>> start Records for the exercise

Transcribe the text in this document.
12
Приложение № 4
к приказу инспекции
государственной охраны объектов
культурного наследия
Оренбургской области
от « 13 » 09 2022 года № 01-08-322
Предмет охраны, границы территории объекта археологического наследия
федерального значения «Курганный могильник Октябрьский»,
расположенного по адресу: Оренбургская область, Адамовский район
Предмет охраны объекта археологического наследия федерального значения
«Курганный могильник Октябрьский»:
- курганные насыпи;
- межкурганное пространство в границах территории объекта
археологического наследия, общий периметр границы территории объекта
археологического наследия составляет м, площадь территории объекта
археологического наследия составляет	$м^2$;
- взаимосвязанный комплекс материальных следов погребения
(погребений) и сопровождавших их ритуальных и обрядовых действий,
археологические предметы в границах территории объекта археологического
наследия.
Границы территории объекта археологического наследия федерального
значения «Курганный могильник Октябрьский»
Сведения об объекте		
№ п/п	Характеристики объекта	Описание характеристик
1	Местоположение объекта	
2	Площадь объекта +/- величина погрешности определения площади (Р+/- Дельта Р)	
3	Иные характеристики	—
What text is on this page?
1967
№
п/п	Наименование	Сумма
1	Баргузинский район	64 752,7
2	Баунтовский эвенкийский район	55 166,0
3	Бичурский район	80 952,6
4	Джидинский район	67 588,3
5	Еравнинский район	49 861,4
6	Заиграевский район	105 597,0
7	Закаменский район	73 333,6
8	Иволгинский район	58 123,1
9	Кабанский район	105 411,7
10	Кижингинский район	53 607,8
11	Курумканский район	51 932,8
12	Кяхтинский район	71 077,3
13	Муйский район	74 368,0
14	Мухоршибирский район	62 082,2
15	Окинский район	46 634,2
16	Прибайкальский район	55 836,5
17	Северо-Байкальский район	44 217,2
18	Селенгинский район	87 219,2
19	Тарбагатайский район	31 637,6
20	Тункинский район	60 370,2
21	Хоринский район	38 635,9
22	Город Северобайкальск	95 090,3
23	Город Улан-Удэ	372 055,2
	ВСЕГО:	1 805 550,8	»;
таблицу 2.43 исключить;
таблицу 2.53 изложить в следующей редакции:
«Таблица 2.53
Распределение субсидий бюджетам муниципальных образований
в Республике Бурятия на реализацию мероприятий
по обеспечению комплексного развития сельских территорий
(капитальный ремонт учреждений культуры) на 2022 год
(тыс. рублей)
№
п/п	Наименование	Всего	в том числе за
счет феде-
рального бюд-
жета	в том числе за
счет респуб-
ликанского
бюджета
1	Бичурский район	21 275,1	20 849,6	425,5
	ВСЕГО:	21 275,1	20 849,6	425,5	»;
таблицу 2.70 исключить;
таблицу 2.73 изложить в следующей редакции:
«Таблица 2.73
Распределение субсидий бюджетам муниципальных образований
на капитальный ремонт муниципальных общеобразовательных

>> end Records for the exercise

**Challenge:** Using the data above, print every record exactly as shown.

**Result:**
Transcribe the text in this document.
12
Приложение № 4
к приказу инспекции
государственной охраны объектов
культурного наследия
Оренбургской области
от « 13 » 09 2022 года № 01-08-322
Предмет охраны, границы территории объекта археологического наследия
федерального значения «Курганный могильник Октябрьский»,
расположенного по адресу: Оренбургская область, Адамовский район
Предмет охраны объекта археологического наследия федерального значения
«Курганный могильник Октябрьский»:
- курганные насыпи;
- межкурганное пространство в границах территории объекта
археологического наследия, общий периметр границы территории объекта
археологического наследия составляет м, площадь территории объекта
археологического наследия составляет	$м^2$;
- взаимосвязанный комплекс материальных следов погребения
(погребений) и сопровождавших их ритуальных и обрядовых действий,
археологические предметы в границах территории объекта археологического
наследия.
Границы территории объекта археологического наследия федерального
значения «Курганный могильник Октябрьский»
Сведения об объекте		
№ п/п	Характеристики объекта	Описание характеристик
1	Местоположение объекта	
2	Площадь объекта +/- величина погрешности определения площади (Р+/- Дельта Р)	
3	Иные характеристики	—
What text is on this page?
1967
№
п/п	Наименование	Сумма
1	Баргузинский район	64 752,7
2	Баунтовский эвенкийский район	55 166,0
3	Бичурский район	80 952,6
4	Джидинский район	67 588,3
5	Еравнинский район	49 861,4
6	Заиграевский район	105 597,0
7	Закаменский район	73 333,6
8	Иволгинский район	58 123,1
9	Кабанский район	105 411,7
10	Кижингинский район	53 607,8
11	Курумканский район	51 932,8
12	Кяхтинский район	71 077,3
13	Муйский район	74 368,0
14	Мухоршибирский район	62 082,2
15	Окинский район	46 634,2
16	Прибайкальский район	55 836,5
17	Северо-Байкальский район	44 217,2
18	Селенгинский район	87 219,2
19	Тарбагатайский район	31 637,6
20	Тункинский район	60 370,2
21	Хоринский район	38 635,9
22	Город Северобайкальск	95 090,3
23	Город Улан-Удэ	372 055,2
	ВСЕГО:	1 805 550,8	»;
таблицу 2.43 исключить;
таблицу 2.53 изложить в следующей редакции:
«Таблица 2.53
Распределение субсидий бюджетам муниципальных образований
в Республике Бурятия на реализацию мероприятий
по обеспечению комплексного развития сельских территорий
(капитальный ремонт учреждений культуры) на 2022 год
(тыс. рублей)
№
п/п	Наименование	Всего	в том числе за
счет феде-
рального бюд-
жета	в том числе за
счет респуб-
ликанского
бюджета
1	Бичурский район	21 275,1	20 849,6	425,5
	ВСЕГО:	21 275,1	20 849,6	425,5	»;
таблицу 2.70 исключить;
таблицу 2.73 изложить в следующей редакции:
«Таблица 2.73
Распределение субсидий бюджетам муниципальных образований
на капитальный ремонт муниципальных общеобразовательных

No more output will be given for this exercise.